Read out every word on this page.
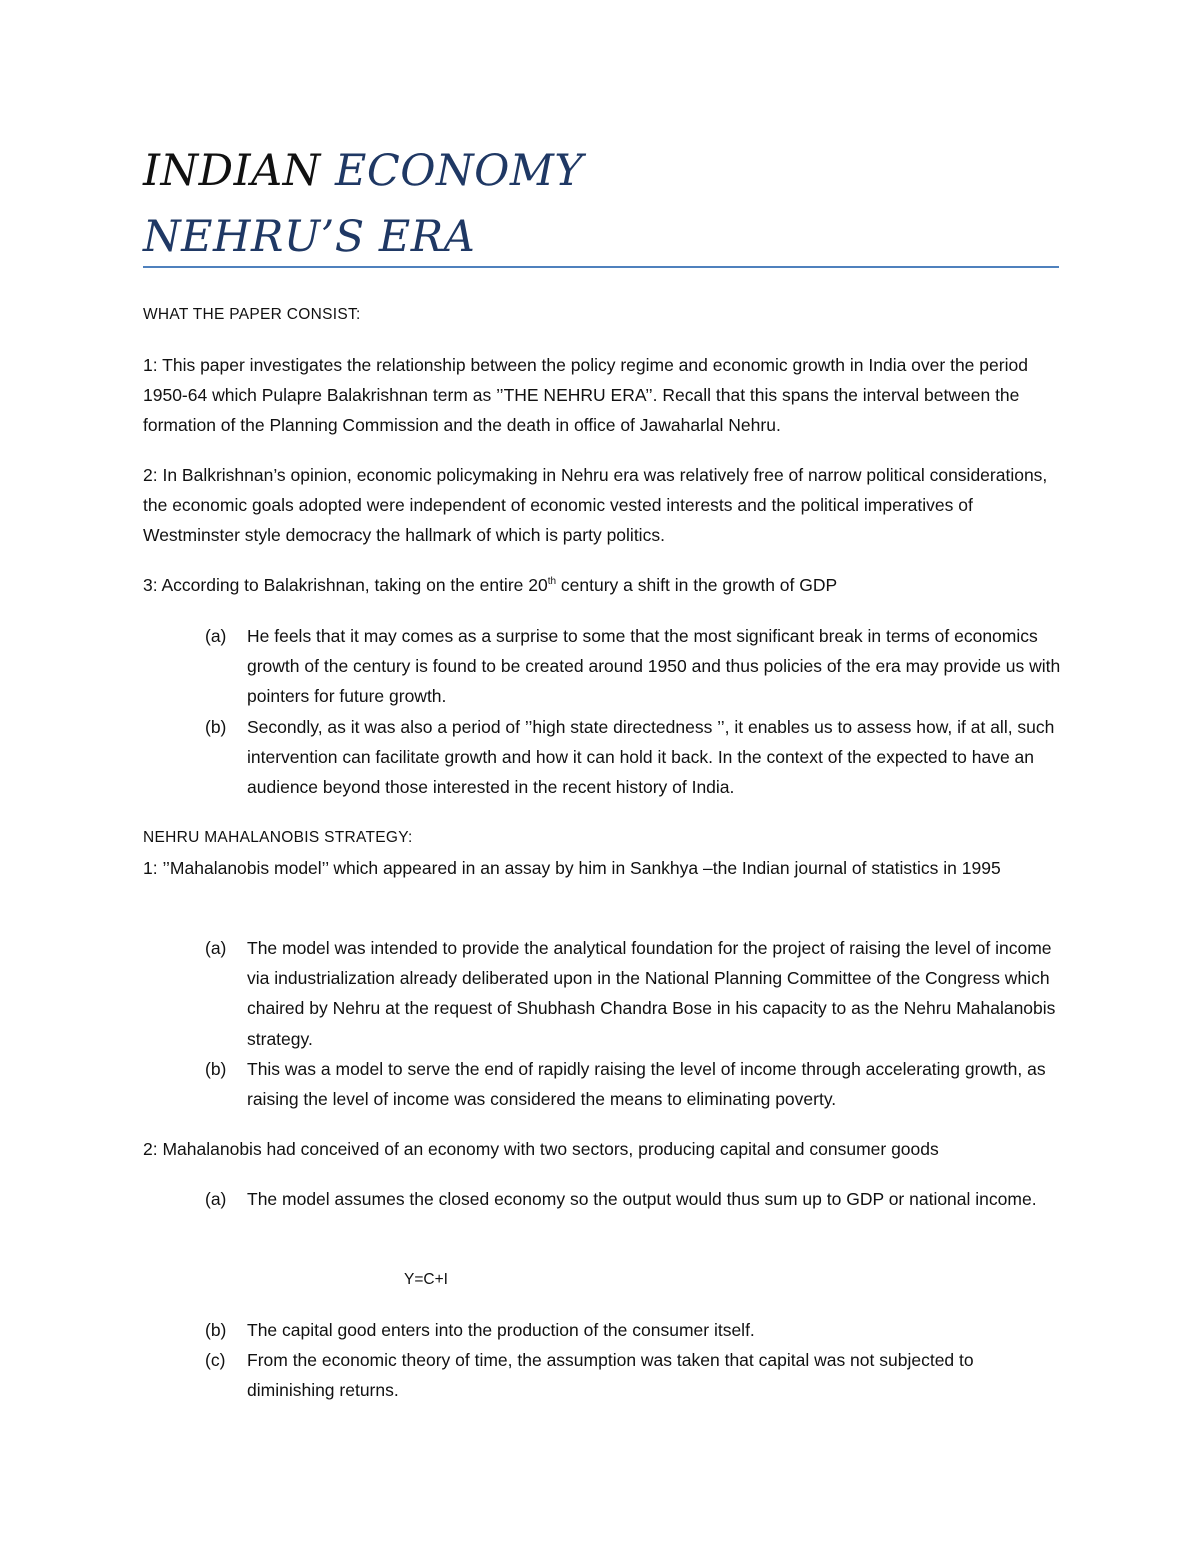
INDIAN ECONOMY
NEHRU’S ERA
WHAT THE PAPER CONSIST:
1: This paper investigates the relationship between the policy regime and economic growth in India over the period 1950-64 which Pulapre Balakrishnan term as ’’THE NEHRU ERA’’. Recall that this spans the interval between the formation of the Planning Commission and the death in office of Jawaharlal Nehru.
2: In Balkrishnan’s opinion, economic policymaking in Nehru era was relatively free of narrow political considerations, the economic goals adopted were independent of economic vested interests and the political imperatives of Westminster style democracy the hallmark of which is party politics.
3: According to Balakrishnan, taking on the entire 20th century a shift in the growth of GDP
(a) He feels that it may comes as a surprise to some that the most significant break in terms of economics growth of the century is found to be created around 1950 and thus policies of the era may provide us with pointers for future growth.
(b) Secondly, as it was also a period of ’’high state directedness ’’, it enables us to assess how, if at all, such intervention can facilitate growth and how it can hold it back. In the context of the expected to have an audience beyond those interested in the recent history of India.
NEHRU MAHALANOBIS STRATEGY:
1: ’’Mahalanobis model’’ which appeared in an assay by him in Sankhya –the Indian journal of statistics in 1995
(a) The model was intended to provide the analytical foundation for the project of raising the level of income via industrialization already deliberated upon in the National Planning Committee of the Congress which chaired by Nehru at the request of Shubhash Chandra Bose in his capacity to as the Nehru Mahalanobis strategy.
(b) This was a model to serve the end of rapidly raising the level of income through accelerating growth, as raising the level of income was considered the means to eliminating poverty.
2: Mahalanobis had conceived of an economy with two sectors, producing capital and consumer goods
(a) The model assumes the closed economy so the output would thus sum up to GDP or national income.
Y=C+I
(b) The capital good enters into the production of the consumer itself.
(c) From the economic theory of time, the assumption was taken that capital was not subjected to diminishing returns.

- - - -

- _Work instructions_
Look through the records and gather every line containing "capital".

- _Solution to the problem_
2: Mahalanobis had conceived of an economy with two sectors, producing capital and consumer goods
(b) The capital good enters into the production of the consumer itself.
(c) From the economic theory of time, the assumption was taken that capital was not subjected to diminishing returns.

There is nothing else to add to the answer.